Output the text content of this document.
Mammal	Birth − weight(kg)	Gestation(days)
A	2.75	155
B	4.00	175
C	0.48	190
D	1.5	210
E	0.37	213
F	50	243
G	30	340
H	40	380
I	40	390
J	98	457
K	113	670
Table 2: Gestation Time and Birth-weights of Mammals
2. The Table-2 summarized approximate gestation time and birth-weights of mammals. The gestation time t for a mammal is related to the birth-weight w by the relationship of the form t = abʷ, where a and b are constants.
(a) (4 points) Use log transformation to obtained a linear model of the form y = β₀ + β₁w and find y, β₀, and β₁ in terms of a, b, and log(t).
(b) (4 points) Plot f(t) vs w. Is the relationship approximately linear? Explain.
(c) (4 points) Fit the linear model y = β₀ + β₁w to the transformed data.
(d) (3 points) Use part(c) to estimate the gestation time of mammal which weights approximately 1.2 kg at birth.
--
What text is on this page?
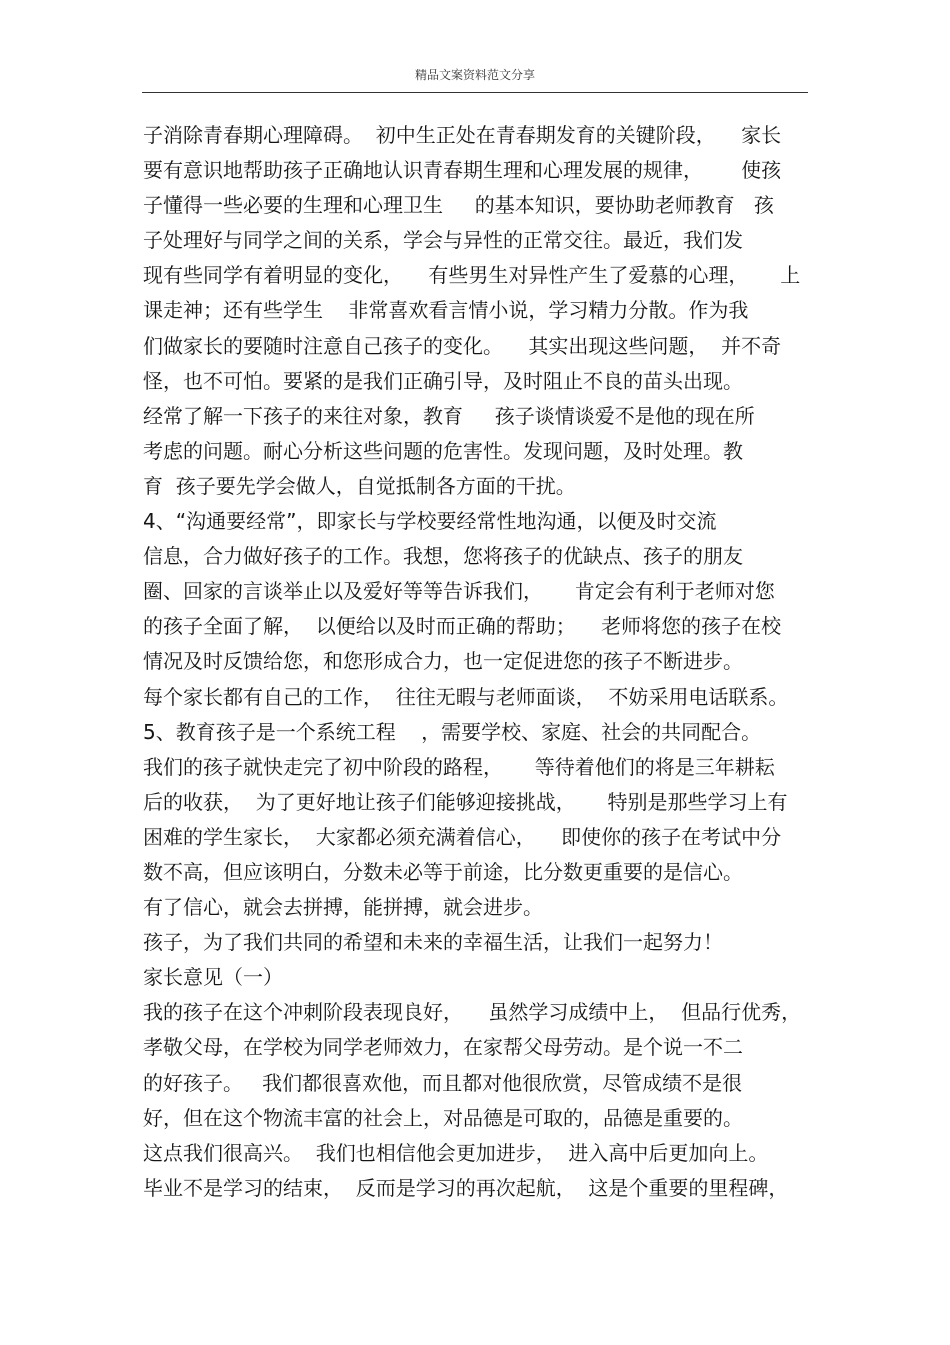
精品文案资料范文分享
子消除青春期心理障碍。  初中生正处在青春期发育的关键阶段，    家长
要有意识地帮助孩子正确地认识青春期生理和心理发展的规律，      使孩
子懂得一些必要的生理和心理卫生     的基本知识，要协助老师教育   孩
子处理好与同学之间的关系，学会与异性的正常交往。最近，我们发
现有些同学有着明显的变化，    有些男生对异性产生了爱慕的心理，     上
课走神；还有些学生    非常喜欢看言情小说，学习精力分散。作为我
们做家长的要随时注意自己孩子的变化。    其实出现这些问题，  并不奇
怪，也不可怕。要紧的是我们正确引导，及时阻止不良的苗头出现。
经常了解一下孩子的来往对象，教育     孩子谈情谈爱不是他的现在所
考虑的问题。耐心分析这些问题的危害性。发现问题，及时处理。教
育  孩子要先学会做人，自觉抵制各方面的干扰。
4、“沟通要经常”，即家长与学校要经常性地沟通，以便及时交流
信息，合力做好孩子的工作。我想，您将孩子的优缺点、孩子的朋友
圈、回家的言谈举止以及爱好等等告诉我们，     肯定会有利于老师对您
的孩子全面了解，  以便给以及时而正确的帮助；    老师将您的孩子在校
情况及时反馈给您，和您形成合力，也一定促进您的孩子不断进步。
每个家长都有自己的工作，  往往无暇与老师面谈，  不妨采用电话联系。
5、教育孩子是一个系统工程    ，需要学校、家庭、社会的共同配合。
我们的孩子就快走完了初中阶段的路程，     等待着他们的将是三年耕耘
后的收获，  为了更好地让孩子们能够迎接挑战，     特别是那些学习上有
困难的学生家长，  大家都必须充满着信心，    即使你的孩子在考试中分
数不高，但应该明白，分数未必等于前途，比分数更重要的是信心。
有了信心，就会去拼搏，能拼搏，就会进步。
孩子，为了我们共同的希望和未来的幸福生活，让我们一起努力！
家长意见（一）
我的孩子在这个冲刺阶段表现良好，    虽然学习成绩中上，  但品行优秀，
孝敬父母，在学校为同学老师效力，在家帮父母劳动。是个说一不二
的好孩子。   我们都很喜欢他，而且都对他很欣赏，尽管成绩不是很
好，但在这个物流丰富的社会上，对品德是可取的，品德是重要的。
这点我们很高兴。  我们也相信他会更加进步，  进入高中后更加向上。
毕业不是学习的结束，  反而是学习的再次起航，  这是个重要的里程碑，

• REQUIREMENTS:
Select every line above that contains the word "points", and copy it.

• CORRECT RESULT:
(a) (4 points) Use log transformation to obtained a linear model of the form y = β₀ + β₁w and find y, β₀, and β₁ in terms of a, b, and log(t).
(b) (4 points) Plot f(t) vs w. Is the relationship approximately linear? Explain.
(c) (4 points) Fit the linear model y = β₀ + β₁w to the transformed data.
(d) (3 points) Use part(c) to estimate the gestation time of mammal which weights approximately 1.2 kg at birth.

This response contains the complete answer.